• _Written request_
Copy everything in the data below exactly except the pictures.

***** Data provided *****

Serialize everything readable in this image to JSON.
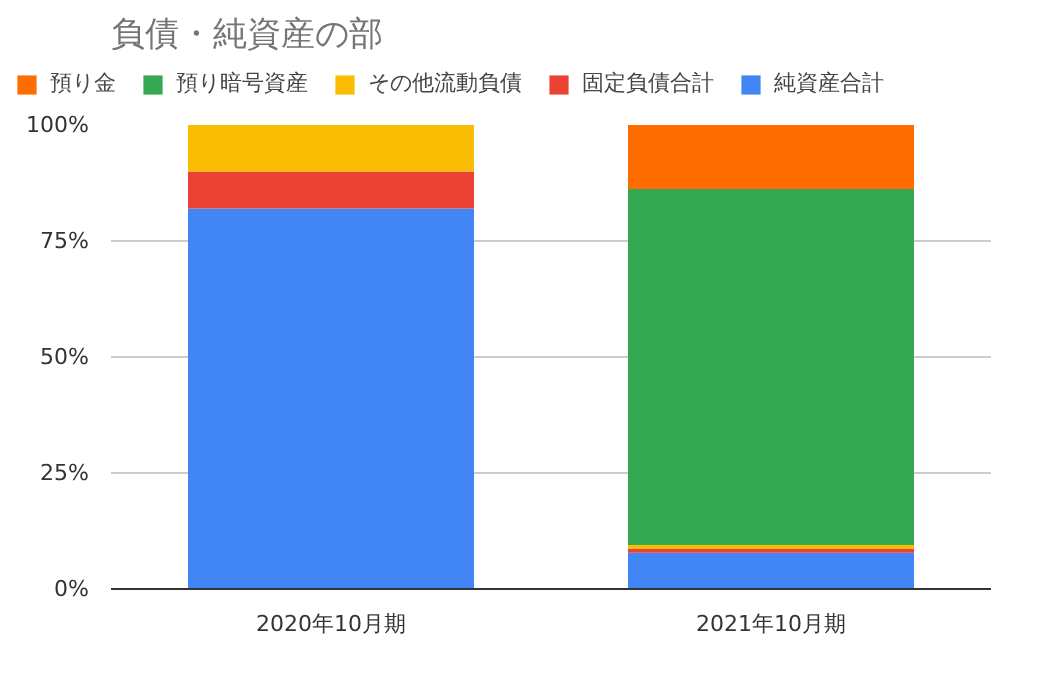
{
  "chart_data": {
    "type": "bar",
    "title": "負債・純資産の部",
    "stacked": true,
    "categories": [
      "2020年10月期",
      "2021年10月期"
    ],
    "series": [
      {
        "name": "純資産合計",
        "color": "#4285f4",
        "values": [
          82,
          7.8
        ]
      },
      {
        "name": "固定負債合計",
        "color": "#ea4335",
        "values": [
          8,
          0.8
        ]
      },
      {
        "name": "その他流動負債",
        "color": "#fbbc04",
        "values": [
          10,
          0.9
        ]
      },
      {
        "name": "預り暗号資産",
        "color": "#34a853",
        "values": [
          0,
          76.7
        ]
      },
      {
        "name": "預り金",
        "color": "#ff6d01",
        "values": [
          0,
          13.8
        ]
      }
    ],
    "ylim": [
      0,
      100
    ],
    "yticks": [
      {
        "value": 0,
        "label": "0%"
      },
      {
        "value": 25,
        "label": "25%"
      },
      {
        "value": 50,
        "label": "50%"
      },
      {
        "value": 75,
        "label": "75%"
      },
      {
        "value": 100,
        "label": "100%"
      }
    ],
    "grid": "y",
    "legend": "top"
  }
}
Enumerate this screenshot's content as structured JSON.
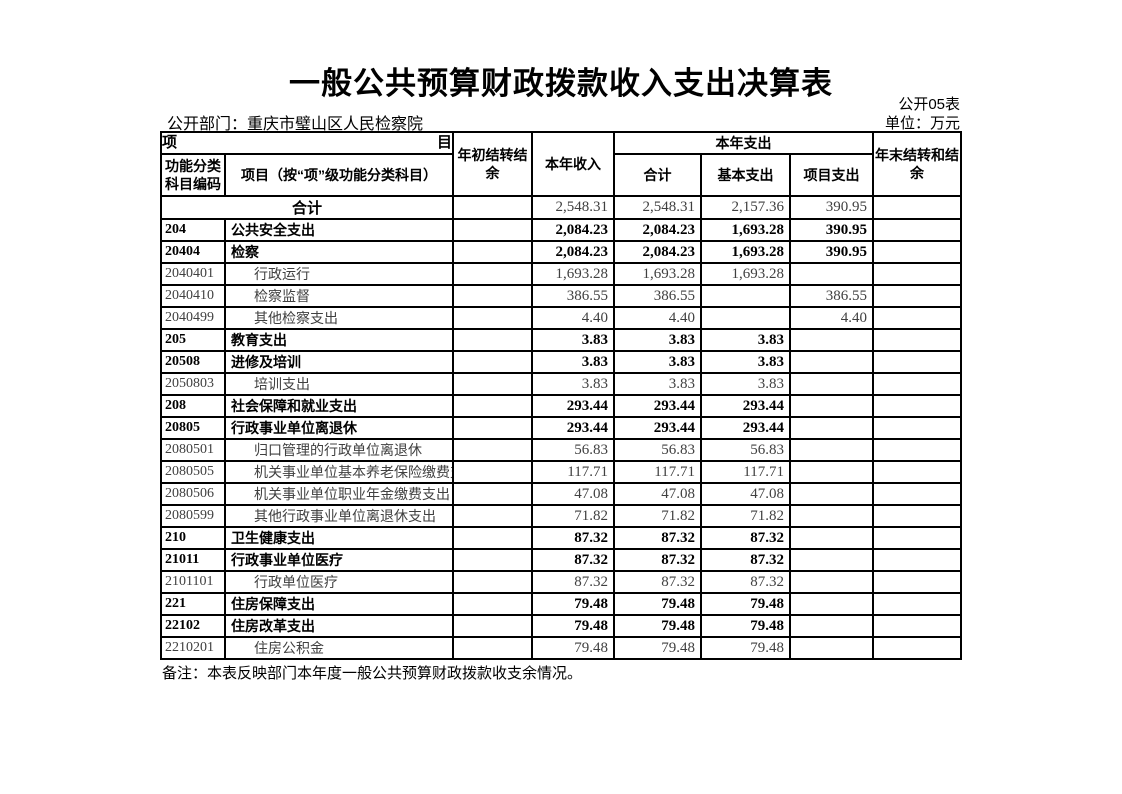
{
  "page": {
    "title": "一般公共预算财政拨款收入支出决算表",
    "table_code": "公开05表",
    "department": "公开部门：重庆市璧山区人民检察院",
    "unit": "单位：万元",
    "note": "备注：本表反映部门本年度一般公共预算财政拨款收支余情况。"
  },
  "table": {
    "header": {
      "item_left": "项",
      "item_right": "目",
      "code_col": "功能分类科目编码",
      "project_col": "项目（按“项”级功能分类科目）",
      "opening_balance": "年初结转结余",
      "income": "本年收入",
      "expenditure_group": "本年支出",
      "exp_total": "合计",
      "exp_basic": "基本支出",
      "exp_project": "项目支出",
      "closing_balance": "年末结转和结余"
    },
    "rows": [
      {
        "level": "total",
        "code": "",
        "name": "合计",
        "opening": "",
        "income": "2,548.31",
        "exp_total": "2,548.31",
        "exp_basic": "2,157.36",
        "exp_project": "390.95",
        "closing": ""
      },
      {
        "level": "major",
        "code": "204",
        "name": "公共安全支出",
        "opening": "",
        "income": "2,084.23",
        "exp_total": "2,084.23",
        "exp_basic": "1,693.28",
        "exp_project": "390.95",
        "closing": ""
      },
      {
        "level": "major",
        "code": "20404",
        "name": "检察",
        "opening": "",
        "income": "2,084.23",
        "exp_total": "2,084.23",
        "exp_basic": "1,693.28",
        "exp_project": "390.95",
        "closing": ""
      },
      {
        "level": "detail",
        "code": "2040401",
        "name": "行政运行",
        "opening": "",
        "income": "1,693.28",
        "exp_total": "1,693.28",
        "exp_basic": "1,693.28",
        "exp_project": "",
        "closing": ""
      },
      {
        "level": "detail",
        "code": "2040410",
        "name": "检察监督",
        "opening": "",
        "income": "386.55",
        "exp_total": "386.55",
        "exp_basic": "",
        "exp_project": "386.55",
        "closing": ""
      },
      {
        "level": "detail",
        "code": "2040499",
        "name": "其他检察支出",
        "opening": "",
        "income": "4.40",
        "exp_total": "4.40",
        "exp_basic": "",
        "exp_project": "4.40",
        "closing": ""
      },
      {
        "level": "major",
        "code": "205",
        "name": "教育支出",
        "opening": "",
        "income": "3.83",
        "exp_total": "3.83",
        "exp_basic": "3.83",
        "exp_project": "",
        "closing": ""
      },
      {
        "level": "major",
        "code": "20508",
        "name": "进修及培训",
        "opening": "",
        "income": "3.83",
        "exp_total": "3.83",
        "exp_basic": "3.83",
        "exp_project": "",
        "closing": ""
      },
      {
        "level": "detail",
        "code": "2050803",
        "name": "培训支出",
        "opening": "",
        "income": "3.83",
        "exp_total": "3.83",
        "exp_basic": "3.83",
        "exp_project": "",
        "closing": ""
      },
      {
        "level": "major",
        "code": "208",
        "name": "社会保障和就业支出",
        "opening": "",
        "income": "293.44",
        "exp_total": "293.44",
        "exp_basic": "293.44",
        "exp_project": "",
        "closing": ""
      },
      {
        "level": "major",
        "code": "20805",
        "name": "行政事业单位离退休",
        "opening": "",
        "income": "293.44",
        "exp_total": "293.44",
        "exp_basic": "293.44",
        "exp_project": "",
        "closing": ""
      },
      {
        "level": "detail",
        "code": "2080501",
        "name": "归口管理的行政单位离退休",
        "opening": "",
        "income": "56.83",
        "exp_total": "56.83",
        "exp_basic": "56.83",
        "exp_project": "",
        "closing": ""
      },
      {
        "level": "detail",
        "code": "2080505",
        "name": "机关事业单位基本养老保险缴费支出",
        "opening": "",
        "income": "117.71",
        "exp_total": "117.71",
        "exp_basic": "117.71",
        "exp_project": "",
        "closing": ""
      },
      {
        "level": "detail",
        "code": "2080506",
        "name": "机关事业单位职业年金缴费支出",
        "opening": "",
        "income": "47.08",
        "exp_total": "47.08",
        "exp_basic": "47.08",
        "exp_project": "",
        "closing": ""
      },
      {
        "level": "detail",
        "code": "2080599",
        "name": "其他行政事业单位离退休支出",
        "opening": "",
        "income": "71.82",
        "exp_total": "71.82",
        "exp_basic": "71.82",
        "exp_project": "",
        "closing": ""
      },
      {
        "level": "major",
        "code": "210",
        "name": "卫生健康支出",
        "opening": "",
        "income": "87.32",
        "exp_total": "87.32",
        "exp_basic": "87.32",
        "exp_project": "",
        "closing": ""
      },
      {
        "level": "major",
        "code": "21011",
        "name": "行政事业单位医疗",
        "opening": "",
        "income": "87.32",
        "exp_total": "87.32",
        "exp_basic": "87.32",
        "exp_project": "",
        "closing": ""
      },
      {
        "level": "detail",
        "code": "2101101",
        "name": "行政单位医疗",
        "opening": "",
        "income": "87.32",
        "exp_total": "87.32",
        "exp_basic": "87.32",
        "exp_project": "",
        "closing": ""
      },
      {
        "level": "major",
        "code": "221",
        "name": "住房保障支出",
        "opening": "",
        "income": "79.48",
        "exp_total": "79.48",
        "exp_basic": "79.48",
        "exp_project": "",
        "closing": ""
      },
      {
        "level": "major",
        "code": "22102",
        "name": "住房改革支出",
        "opening": "",
        "income": "79.48",
        "exp_total": "79.48",
        "exp_basic": "79.48",
        "exp_project": "",
        "closing": ""
      },
      {
        "level": "detail",
        "code": "2210201",
        "name": "住房公积金",
        "opening": "",
        "income": "79.48",
        "exp_total": "79.48",
        "exp_basic": "79.48",
        "exp_project": "",
        "closing": ""
      }
    ]
  }
}
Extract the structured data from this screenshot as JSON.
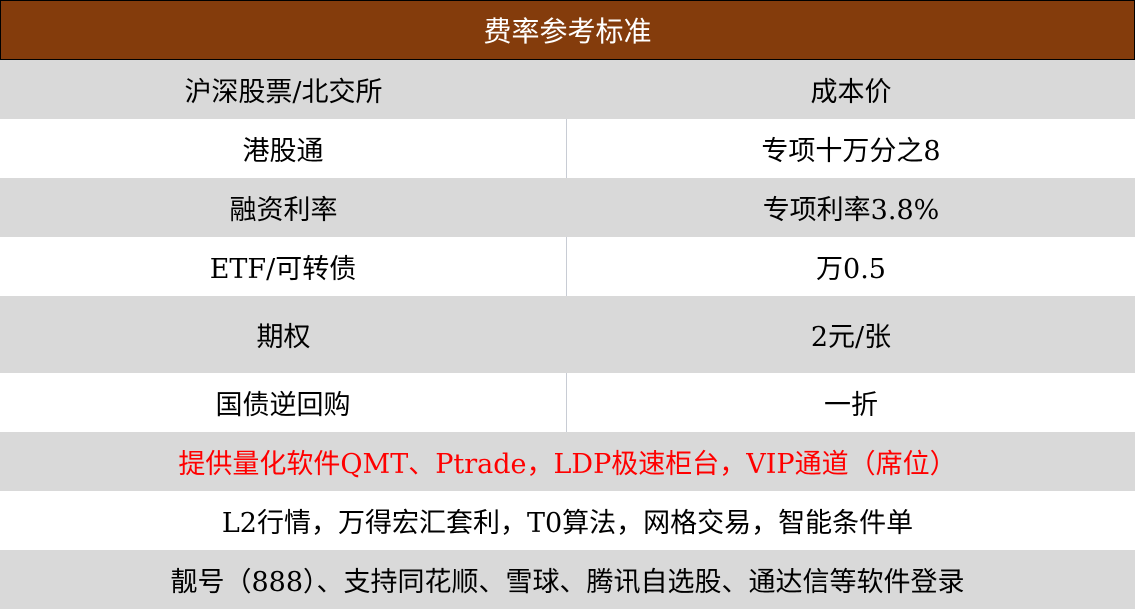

*****

• _Exercise output_
Serialize everything readable in this image to JSON.
{
  "chart_data": {
    "type": "bar",
    "title": "負債・純資産の部",
    "stacked": true,
    "categories": [
      "2020年10月期",
      "2021年10月期"
    ],
    "series": [
      {
        "name": "純資産合計",
        "color": "#4285f4",
        "values": [
          82,
          7.8
        ]
      },
      {
        "name": "固定負債合計",
        "color": "#ea4335",
        "values": [
          8,
          0.8
        ]
      },
      {
        "name": "その他流動負債",
        "color": "#fbbc04",
        "values": [
          10,
          0.9
        ]
      },
      {
        "name": "預り暗号資産",
        "color": "#34a853",
        "values": [
          0,
          76.7
        ]
      },
      {
        "name": "預り金",
        "color": "#ff6d01",
        "values": [
          0,
          13.8
        ]
      }
    ],
    "ylim": [
      0,
      100
    ],
    "yticks": [
      {
        "value": 0,
        "label": "0%"
      },
      {
        "value": 25,
        "label": "25%"
      },
      {
        "value": 50,
        "label": "50%"
      },
      {
        "value": 75,
        "label": "75%"
      },
      {
        "value": 100,
        "label": "100%"
      }
    ],
    "grid": "y",
    "legend": "top"
  }
}
Enumerate this screenshot's content as structured JSON.
{
  "page": {
    "title": "一般公共预算财政拨款收入支出决算表",
    "table_code": "公开05表",
    "department": "公开部门：重庆市璧山区人民检察院",
    "unit": "单位：万元",
    "note": "备注：本表反映部门本年度一般公共预算财政拨款收支余情况。"
  },
  "table": {
    "header": {
      "item_left": "项",
      "item_right": "目",
      "code_col": "功能分类科目编码",
      "project_col": "项目（按“项”级功能分类科目）",
      "opening_balance": "年初结转结余",
      "income": "本年收入",
      "expenditure_group": "本年支出",
      "exp_total": "合计",
      "exp_basic": "基本支出",
      "exp_project": "项目支出",
      "closing_balance": "年末结转和结余"
    },
    "rows": [
      {
        "level": "total",
        "code": "",
        "name": "合计",
        "opening": "",
        "income": "2,548.31",
        "exp_total": "2,548.31",
        "exp_basic": "2,157.36",
        "exp_project": "390.95",
        "closing": ""
      },
      {
        "level": "major",
        "code": "204",
        "name": "公共安全支出",
        "opening": "",
        "income": "2,084.23",
        "exp_total": "2,084.23",
        "exp_basic": "1,693.28",
        "exp_project": "390.95",
        "closing": ""
      },
      {
        "level": "major",
        "code": "20404",
        "name": "检察",
        "opening": "",
        "income": "2,084.23",
        "exp_total": "2,084.23",
        "exp_basic": "1,693.28",
        "exp_project": "390.95",
        "closing": ""
      },
      {
        "level": "detail",
        "code": "2040401",
        "name": "行政运行",
        "opening": "",
        "income": "1,693.28",
        "exp_total": "1,693.28",
        "exp_basic": "1,693.28",
        "exp_project": "",
        "closing": ""
      },
      {
        "level": "detail",
        "code": "2040410",
        "name": "检察监督",
        "opening": "",
        "income": "386.55",
        "exp_total": "386.55",
        "exp_basic": "",
        "exp_project": "386.55",
        "closing": ""
      },
      {
        "level": "detail",
        "code": "2040499",
        "name": "其他检察支出",
        "opening": "",
        "income": "4.40",
        "exp_total": "4.40",
        "exp_basic": "",
        "exp_project": "4.40",
        "closing": ""
      },
      {
        "level": "major",
        "code": "205",
        "name": "教育支出",
        "opening": "",
        "income": "3.83",
        "exp_total": "3.83",
        "exp_basic": "3.83",
        "exp_project": "",
        "closing": ""
      },
      {
        "level": "major",
        "code": "20508",
        "name": "进修及培训",
        "opening": "",
        "income": "3.83",
        "exp_total": "3.83",
        "exp_basic": "3.83",
        "exp_project": "",
        "closing": ""
      },
      {
        "level": "detail",
        "code": "2050803",
        "name": "培训支出",
        "opening": "",
        "income": "3.83",
        "exp_total": "3.83",
        "exp_basic": "3.83",
        "exp_project": "",
        "closing": ""
      },
      {
        "level": "major",
        "code": "208",
        "name": "社会保障和就业支出",
        "opening": "",
        "income": "293.44",
        "exp_total": "293.44",
        "exp_basic": "293.44",
        "exp_project": "",
        "closing": ""
      },
      {
        "level": "major",
        "code": "20805",
        "name": "行政事业单位离退休",
        "opening": "",
        "income": "293.44",
        "exp_total": "293.44",
        "exp_basic": "293.44",
        "exp_project": "",
        "closing": ""
      },
      {
        "level": "detail",
        "code": "2080501",
        "name": "归口管理的行政单位离退休",
        "opening": "",
        "income": "56.83",
        "exp_total": "56.83",
        "exp_basic": "56.83",
        "exp_project": "",
        "closing": ""
      },
      {
        "level": "detail",
        "code": "2080505",
        "name": "机关事业单位基本养老保险缴费支出",
        "opening": "",
        "income": "117.71",
        "exp_total": "117.71",
        "exp_basic": "117.71",
        "exp_project": "",
        "closing": ""
      },
      {
        "level": "detail",
        "code": "2080506",
        "name": "机关事业单位职业年金缴费支出",
        "opening": "",
        "income": "47.08",
        "exp_total": "47.08",
        "exp_basic": "47.08",
        "exp_project": "",
        "closing": ""
      },
      {
        "level": "detail",
        "code": "2080599",
        "name": "其他行政事业单位离退休支出",
        "opening": "",
        "income": "71.82",
        "exp_total": "71.82",
        "exp_basic": "71.82",
        "exp_project": "",
        "closing": ""
      },
      {
        "level": "major",
        "code": "210",
        "name": "卫生健康支出",
        "opening": "",
        "income": "87.32",
        "exp_total": "87.32",
        "exp_basic": "87.32",
        "exp_project": "",
        "closing": ""
      },
      {
        "level": "major",
        "code": "21011",
        "name": "行政事业单位医疗",
        "opening": "",
        "income": "87.32",
        "exp_total": "87.32",
        "exp_basic": "87.32",
        "exp_project": "",
        "closing": ""
      },
      {
        "level": "detail",
        "code": "2101101",
        "name": "行政单位医疗",
        "opening": "",
        "income": "87.32",
        "exp_total": "87.32",
        "exp_basic": "87.32",
        "exp_project": "",
        "closing": ""
      },
      {
        "level": "major",
        "code": "221",
        "name": "住房保障支出",
        "opening": "",
        "income": "79.48",
        "exp_total": "79.48",
        "exp_basic": "79.48",
        "exp_project": "",
        "closing": ""
      },
      {
        "level": "major",
        "code": "22102",
        "name": "住房改革支出",
        "opening": "",
        "income": "79.48",
        "exp_total": "79.48",
        "exp_basic": "79.48",
        "exp_project": "",
        "closing": ""
      },
      {
        "level": "detail",
        "code": "2210201",
        "name": "住房公积金",
        "opening": "",
        "income": "79.48",
        "exp_total": "79.48",
        "exp_basic": "79.48",
        "exp_project": "",
        "closing": ""
      }
    ]
  }
}
Extract the structured data from this screenshot as JSON.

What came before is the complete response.